The records below should be written out again, exactly.
** begin AVAILABLE RECORDS **
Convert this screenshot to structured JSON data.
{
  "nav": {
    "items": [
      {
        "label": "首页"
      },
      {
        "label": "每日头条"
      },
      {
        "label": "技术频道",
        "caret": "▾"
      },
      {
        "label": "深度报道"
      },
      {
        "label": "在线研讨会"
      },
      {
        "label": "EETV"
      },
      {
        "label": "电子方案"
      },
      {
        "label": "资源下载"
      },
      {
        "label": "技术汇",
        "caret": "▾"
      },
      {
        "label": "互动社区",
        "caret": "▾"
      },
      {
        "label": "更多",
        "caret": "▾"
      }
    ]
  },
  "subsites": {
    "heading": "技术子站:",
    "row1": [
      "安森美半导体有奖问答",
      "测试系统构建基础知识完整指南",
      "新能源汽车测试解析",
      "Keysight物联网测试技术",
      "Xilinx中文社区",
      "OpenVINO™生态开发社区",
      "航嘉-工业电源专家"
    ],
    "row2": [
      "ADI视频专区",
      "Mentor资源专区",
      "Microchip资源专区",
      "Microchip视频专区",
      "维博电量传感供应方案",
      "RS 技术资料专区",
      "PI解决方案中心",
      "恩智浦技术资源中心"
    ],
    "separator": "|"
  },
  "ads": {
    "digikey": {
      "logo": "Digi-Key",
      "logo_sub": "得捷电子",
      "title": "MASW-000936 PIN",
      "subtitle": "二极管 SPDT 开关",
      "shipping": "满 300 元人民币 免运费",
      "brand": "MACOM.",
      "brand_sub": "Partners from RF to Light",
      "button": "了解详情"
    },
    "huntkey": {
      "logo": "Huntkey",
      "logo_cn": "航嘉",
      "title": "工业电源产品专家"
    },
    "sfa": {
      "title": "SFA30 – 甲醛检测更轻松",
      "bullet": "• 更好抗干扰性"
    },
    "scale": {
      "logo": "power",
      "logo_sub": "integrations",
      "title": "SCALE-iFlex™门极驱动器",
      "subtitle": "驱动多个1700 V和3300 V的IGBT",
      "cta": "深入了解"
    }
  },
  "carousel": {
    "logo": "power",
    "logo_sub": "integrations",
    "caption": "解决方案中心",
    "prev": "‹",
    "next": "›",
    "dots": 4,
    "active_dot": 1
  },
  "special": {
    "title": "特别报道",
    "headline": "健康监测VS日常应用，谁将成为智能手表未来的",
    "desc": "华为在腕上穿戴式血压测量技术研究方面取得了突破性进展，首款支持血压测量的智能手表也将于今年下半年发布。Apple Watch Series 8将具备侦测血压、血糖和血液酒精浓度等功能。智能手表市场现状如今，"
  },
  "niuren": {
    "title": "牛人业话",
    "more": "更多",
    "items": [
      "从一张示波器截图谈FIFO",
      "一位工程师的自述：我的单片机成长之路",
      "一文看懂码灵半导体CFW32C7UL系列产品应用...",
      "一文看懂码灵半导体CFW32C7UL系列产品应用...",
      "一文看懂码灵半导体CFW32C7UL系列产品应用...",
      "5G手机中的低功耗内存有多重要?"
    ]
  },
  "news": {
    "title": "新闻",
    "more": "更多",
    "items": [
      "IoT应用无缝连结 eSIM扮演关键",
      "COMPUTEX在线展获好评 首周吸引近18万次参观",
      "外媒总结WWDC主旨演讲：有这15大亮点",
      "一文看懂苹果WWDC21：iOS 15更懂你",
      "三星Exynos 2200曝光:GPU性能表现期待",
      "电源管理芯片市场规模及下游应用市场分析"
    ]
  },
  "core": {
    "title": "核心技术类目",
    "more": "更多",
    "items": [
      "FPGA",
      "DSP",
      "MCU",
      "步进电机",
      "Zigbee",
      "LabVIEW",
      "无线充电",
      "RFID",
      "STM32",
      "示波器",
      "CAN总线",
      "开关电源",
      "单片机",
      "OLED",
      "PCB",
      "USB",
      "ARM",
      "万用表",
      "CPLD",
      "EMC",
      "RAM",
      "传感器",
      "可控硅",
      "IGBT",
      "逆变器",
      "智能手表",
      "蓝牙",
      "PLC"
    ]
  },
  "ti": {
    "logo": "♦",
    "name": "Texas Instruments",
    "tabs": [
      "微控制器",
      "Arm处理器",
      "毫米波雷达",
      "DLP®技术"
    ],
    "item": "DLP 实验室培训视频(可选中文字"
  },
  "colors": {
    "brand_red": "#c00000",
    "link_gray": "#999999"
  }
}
** end AVAILABLE RECORDS **
### RESULT FOR THIS TASK
Convert this screenshot to structured JSON data.
{
  "nav": {
    "items": [
      {
        "label": "首页"
      },
      {
        "label": "每日头条"
      },
      {
        "label": "技术频道",
        "caret": "▾"
      },
      {
        "label": "深度报道"
      },
      {
        "label": "在线研讨会"
      },
      {
        "label": "EETV"
      },
      {
        "label": "电子方案"
      },
      {
        "label": "资源下载"
      },
      {
        "label": "技术汇",
        "caret": "▾"
      },
      {
        "label": "互动社区",
        "caret": "▾"
      },
      {
        "label": "更多",
        "caret": "▾"
      }
    ]
  },
  "subsites": {
    "heading": "技术子站:",
    "row1": [
      "安森美半导体有奖问答",
      "测试系统构建基础知识完整指南",
      "新能源汽车测试解析",
      "Keysight物联网测试技术",
      "Xilinx中文社区",
      "OpenVINO™生态开发社区",
      "航嘉-工业电源专家"
    ],
    "row2": [
      "ADI视频专区",
      "Mentor资源专区",
      "Microchip资源专区",
      "Microchip视频专区",
      "维博电量传感供应方案",
      "RS 技术资料专区",
      "PI解决方案中心",
      "恩智浦技术资源中心"
    ],
    "separator": "|"
  },
  "ads": {
    "digikey": {
      "logo": "Digi-Key",
      "logo_sub": "得捷电子",
      "title": "MASW-000936 PIN",
      "subtitle": "二极管 SPDT 开关",
      "shipping": "满 300 元人民币 免运费",
      "brand": "MACOM.",
      "brand_sub": "Partners from RF to Light",
      "button": "了解详情"
    },
    "huntkey": {
      "logo": "Huntkey",
      "logo_cn": "航嘉",
      "title": "工业电源产品专家"
    },
    "sfa": {
      "title": "SFA30 – 甲醛检测更轻松",
      "bullet": "• 更好抗干扰性"
    },
    "scale": {
      "logo": "power",
      "logo_sub": "integrations",
      "title": "SCALE-iFlex™门极驱动器",
      "subtitle": "驱动多个1700 V和3300 V的IGBT",
      "cta": "深入了解"
    }
  },
  "carousel": {
    "logo": "power",
    "logo_sub": "integrations",
    "caption": "解决方案中心",
    "prev": "‹",
    "next": "›",
    "dots": 4,
    "active_dot": 1
  },
  "special": {
    "title": "特别报道",
    "headline": "健康监测VS日常应用，谁将成为智能手表未来的",
    "desc": "华为在腕上穿戴式血压测量技术研究方面取得了突破性进展，首款支持血压测量的智能手表也将于今年下半年发布。Apple Watch Series 8将具备侦测血压、血糖和血液酒精浓度等功能。智能手表市场现状如今，"
  },
  "niuren": {
    "title": "牛人业话",
    "more": "更多",
    "items": [
      "从一张示波器截图谈FIFO",
      "一位工程师的自述：我的单片机成长之路",
      "一文看懂码灵半导体CFW32C7UL系列产品应用...",
      "一文看懂码灵半导体CFW32C7UL系列产品应用...",
      "一文看懂码灵半导体CFW32C7UL系列产品应用...",
      "5G手机中的低功耗内存有多重要?"
    ]
  },
  "news": {
    "title": "新闻",
    "more": "更多",
    "items": [
      "IoT应用无缝连结 eSIM扮演关键",
      "COMPUTEX在线展获好评 首周吸引近18万次参观",
      "外媒总结WWDC主旨演讲：有这15大亮点",
      "一文看懂苹果WWDC21：iOS 15更懂你",
      "三星Exynos 2200曝光:GPU性能表现期待",
      "电源管理芯片市场规模及下游应用市场分析"
    ]
  },
  "core": {
    "title": "核心技术类目",
    "more": "更多",
    "items": [
      "FPGA",
      "DSP",
      "MCU",
      "步进电机",
      "Zigbee",
      "LabVIEW",
      "无线充电",
      "RFID",
      "STM32",
      "示波器",
      "CAN总线",
      "开关电源",
      "单片机",
      "OLED",
      "PCB",
      "USB",
      "ARM",
      "万用表",
      "CPLD",
      "EMC",
      "RAM",
      "传感器",
      "可控硅",
      "IGBT",
      "逆变器",
      "智能手表",
      "蓝牙",
      "PLC"
    ]
  },
  "ti": {
    "logo": "♦",
    "name": "Texas Instruments",
    "tabs": [
      "微控制器",
      "Arm处理器",
      "毫米波雷达",
      "DLP®技术"
    ],
    "item": "DLP 实验室培训视频(可选中文字"
  },
  "colors": {
    "brand_red": "#c00000",
    "link_gray": "#999999"
  }
}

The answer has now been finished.